## Task directions
Isolate every line in the records below with "should" in it.

## Records provided
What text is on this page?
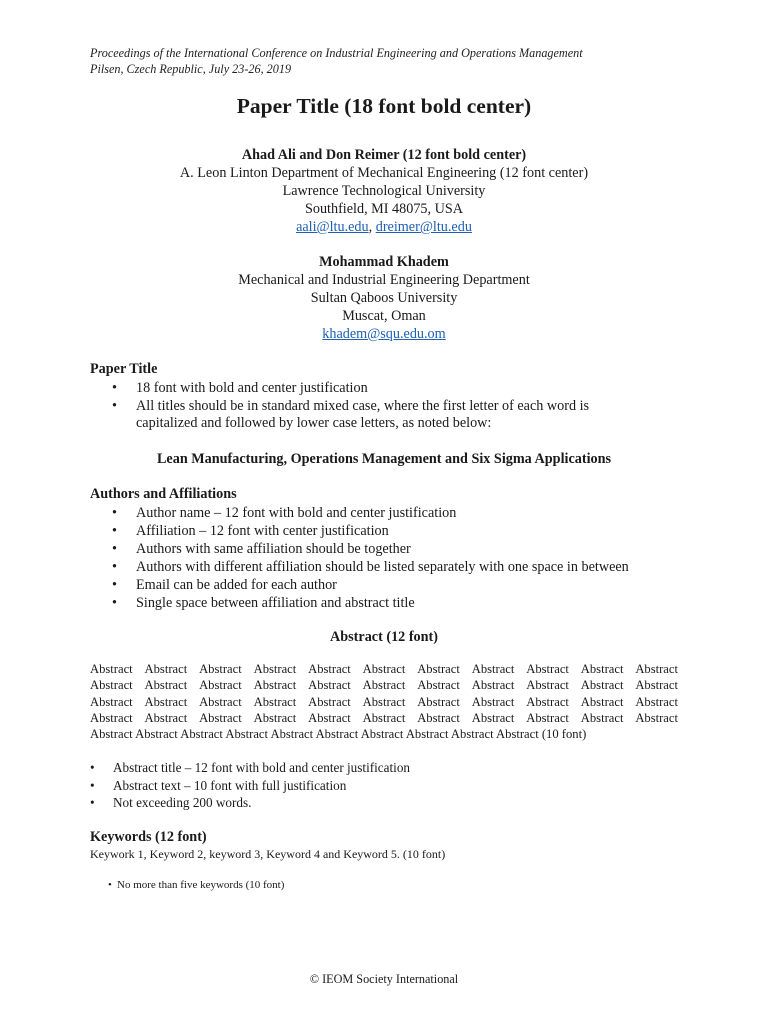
Proceedings of the International Conference on Industrial Engineering and Operations Management
Pilsen, Czech Republic, July 23-26, 2019
Paper Title (18 font bold center)
Ahad Ali and Don Reimer (12 font bold center)
A. Leon Linton Department of Mechanical Engineering (12 font center)
Lawrence Technological University
Southfield, MI 48075, USA
aali@ltu.edu, dreimer@ltu.edu
Mohammad Khadem
Mechanical and Industrial Engineering Department
Sultan Qaboos University
Muscat, Oman
khadem@squ.edu.om
Paper Title
• 18 font with bold and center justification
• All titles should be in standard mixed case, where the first letter of each word is
capitalized and followed by lower case letters, as noted below:
Lean Manufacturing, Operations Management and Six Sigma Applications
Authors and Affiliations
• Author name – 12 font with bold and center justification
• Affiliation – 12 font with center justification
• Authors with same affiliation should be together
• Authors with different affiliation should be listed separately with one space in between
• Email can be added for each author
• Single space between affiliation and abstract title
Abstract (12 font)
Abstract Abstract Abstract Abstract Abstract Abstract Abstract Abstract Abstract Abstract Abstract
Abstract Abstract Abstract Abstract Abstract Abstract Abstract Abstract Abstract Abstract Abstract
Abstract Abstract Abstract Abstract Abstract Abstract Abstract Abstract Abstract Abstract Abstract
Abstract Abstract Abstract Abstract Abstract Abstract Abstract Abstract Abstract Abstract Abstract
Abstract Abstract Abstract Abstract Abstract Abstract Abstract Abstract Abstract Abstract (10 font)
• Abstract title – 12 font with bold and center justification
• Abstract text – 10 font with full justification
• Not exceeding 200 words.
Keywords (12 font)
Keywork 1, Keyword 2, keyword 3, Keyword 4 and Keyword 5. (10 font)
• No more than five keywords (10 font)
© IEOM Society International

## Exercise result
• All titles should be in standard mixed case, where the first letter of each word is
• Authors with same affiliation should be together
• Authors with different affiliation should be listed separately with one space in between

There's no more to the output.